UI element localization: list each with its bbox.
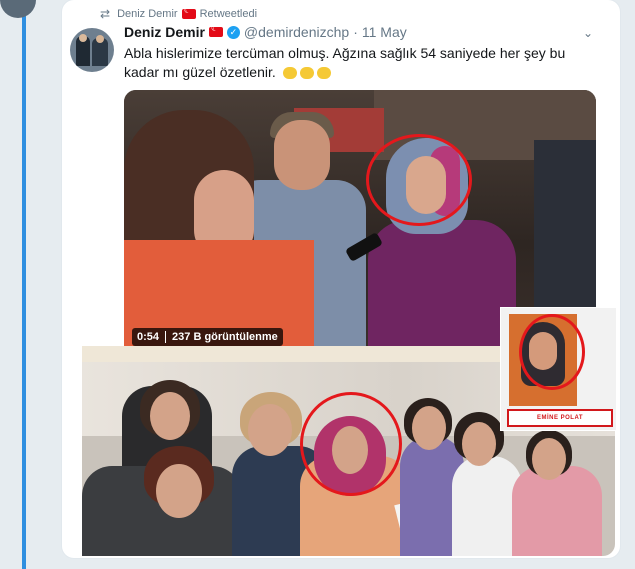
tweet-date[interactable]: 11 May xyxy=(362,24,407,40)
retweeter-name[interactable]: Deniz Demir xyxy=(117,8,178,20)
retweet-icon: ⇄ xyxy=(100,7,111,21)
highlight-circle xyxy=(366,134,472,226)
chevron-down-icon[interactable]: ⌄ xyxy=(583,26,593,40)
inset-portrait: EMİNE POLAT xyxy=(500,307,617,431)
separator: · xyxy=(353,24,358,40)
video-duration: 0:54 xyxy=(137,331,160,343)
clapping-hands-emoji-icon xyxy=(316,67,331,80)
verified-badge-icon: ✓ xyxy=(226,25,240,39)
author-handle[interactable]: @demirdenizchp xyxy=(244,24,349,40)
tweet-header: Deniz Demir ✓ @demirdenizchp · 11 May xyxy=(124,23,407,40)
clapping-hands-emoji-icon xyxy=(282,67,297,80)
video-views: 237 B görüntülenme xyxy=(172,331,278,343)
video-info-badge: 0:54 237 B görüntülenme xyxy=(132,328,283,346)
thread-rail xyxy=(22,0,26,569)
clapping-hands-emoji-icon xyxy=(299,67,314,80)
retweeted-label: Retweetledi xyxy=(199,8,258,20)
previous-avatar[interactable] xyxy=(0,0,36,18)
tweet-card[interactable]: ⇄ Deniz Demir Retweetledi Deniz Demir ✓ … xyxy=(62,0,620,558)
tweet-body: Abla hislerimize tercüman olmuş. Ağzına … xyxy=(124,45,566,80)
inset-name-label: EMİNE POLAT xyxy=(507,409,613,427)
turkey-flag-icon xyxy=(181,5,196,19)
turkey-flag-icon xyxy=(208,23,223,37)
author-avatar[interactable] xyxy=(70,28,114,72)
tweet-text: Abla hislerimize tercüman olmuş. Ağzına … xyxy=(124,44,604,82)
highlight-circle xyxy=(300,392,402,496)
author-name[interactable]: Deniz Demir xyxy=(124,24,205,40)
highlight-circle xyxy=(519,314,585,390)
retweet-header: ⇄ Deniz Demir Retweetledi xyxy=(100,5,258,22)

WHAT THIS TASK INVOLVES: Please return each line of the data above that contains the word "görüntülenme". Case counts, so treat uppercase and lowercase letters as different.

SOLUTION TO THIS TASK:
video-views: 237 B görüntülenme xyxy=(172,331,278,343)
video-info-badge: 0:54 237 B görüntülenme xyxy=(132,328,283,346)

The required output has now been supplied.